Provide the records once more, identical to the original.

:: Dataset content

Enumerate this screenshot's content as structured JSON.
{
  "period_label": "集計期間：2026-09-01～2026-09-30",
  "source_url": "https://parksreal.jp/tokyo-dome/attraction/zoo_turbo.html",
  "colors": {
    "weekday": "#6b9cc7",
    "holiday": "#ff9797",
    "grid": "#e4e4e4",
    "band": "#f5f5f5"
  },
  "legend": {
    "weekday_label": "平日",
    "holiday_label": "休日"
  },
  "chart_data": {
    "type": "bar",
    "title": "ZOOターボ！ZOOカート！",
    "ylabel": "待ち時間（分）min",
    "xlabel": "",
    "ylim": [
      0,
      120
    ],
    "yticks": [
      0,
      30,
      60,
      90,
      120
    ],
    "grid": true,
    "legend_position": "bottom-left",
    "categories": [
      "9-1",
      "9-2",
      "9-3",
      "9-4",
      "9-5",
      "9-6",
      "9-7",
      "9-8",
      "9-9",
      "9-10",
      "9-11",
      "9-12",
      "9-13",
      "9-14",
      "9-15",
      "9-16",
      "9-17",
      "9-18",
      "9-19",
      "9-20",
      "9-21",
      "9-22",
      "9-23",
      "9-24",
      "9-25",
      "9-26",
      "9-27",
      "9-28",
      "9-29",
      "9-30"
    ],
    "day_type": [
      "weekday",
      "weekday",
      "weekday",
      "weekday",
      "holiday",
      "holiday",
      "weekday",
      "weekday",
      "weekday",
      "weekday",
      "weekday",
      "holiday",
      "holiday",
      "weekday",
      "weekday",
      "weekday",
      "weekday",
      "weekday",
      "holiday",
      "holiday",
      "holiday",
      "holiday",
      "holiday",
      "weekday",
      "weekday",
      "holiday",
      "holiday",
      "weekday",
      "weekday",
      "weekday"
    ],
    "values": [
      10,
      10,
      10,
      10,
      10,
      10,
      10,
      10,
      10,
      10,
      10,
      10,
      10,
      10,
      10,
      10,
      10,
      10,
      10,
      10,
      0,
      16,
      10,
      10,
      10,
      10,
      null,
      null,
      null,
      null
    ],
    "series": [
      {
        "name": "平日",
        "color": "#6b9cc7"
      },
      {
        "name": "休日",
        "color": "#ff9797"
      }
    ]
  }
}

::::

• _Task result_
Enumerate this screenshot's content as structured JSON.
{
  "period_label": "集計期間：2026-09-01～2026-09-30",
  "source_url": "https://parksreal.jp/tokyo-dome/attraction/zoo_turbo.html",
  "colors": {
    "weekday": "#6b9cc7",
    "holiday": "#ff9797",
    "grid": "#e4e4e4",
    "band": "#f5f5f5"
  },
  "legend": {
    "weekday_label": "平日",
    "holiday_label": "休日"
  },
  "chart_data": {
    "type": "bar",
    "title": "ZOOターボ！ZOOカート！",
    "ylabel": "待ち時間（分）min",
    "xlabel": "",
    "ylim": [
      0,
      120
    ],
    "yticks": [
      0,
      30,
      60,
      90,
      120
    ],
    "grid": true,
    "legend_position": "bottom-left",
    "categories": [
      "9-1",
      "9-2",
      "9-3",
      "9-4",
      "9-5",
      "9-6",
      "9-7",
      "9-8",
      "9-9",
      "9-10",
      "9-11",
      "9-12",
      "9-13",
      "9-14",
      "9-15",
      "9-16",
      "9-17",
      "9-18",
      "9-19",
      "9-20",
      "9-21",
      "9-22",
      "9-23",
      "9-24",
      "9-25",
      "9-26",
      "9-27",
      "9-28",
      "9-29",
      "9-30"
    ],
    "day_type": [
      "weekday",
      "weekday",
      "weekday",
      "weekday",
      "holiday",
      "holiday",
      "weekday",
      "weekday",
      "weekday",
      "weekday",
      "weekday",
      "holiday",
      "holiday",
      "weekday",
      "weekday",
      "weekday",
      "weekday",
      "weekday",
      "holiday",
      "holiday",
      "holiday",
      "holiday",
      "holiday",
      "weekday",
      "weekday",
      "holiday",
      "holiday",
      "weekday",
      "weekday",
      "weekday"
    ],
    "values": [
      10,
      10,
      10,
      10,
      10,
      10,
      10,
      10,
      10,
      10,
      10,
      10,
      10,
      10,
      10,
      10,
      10,
      10,
      10,
      10,
      0,
      16,
      10,
      10,
      10,
      10,
      null,
      null,
      null,
      null
    ],
    "series": [
      {
        "name": "平日",
        "color": "#6b9cc7"
      },
      {
        "name": "休日",
        "color": "#ff9797"
      }
    ]
  }
}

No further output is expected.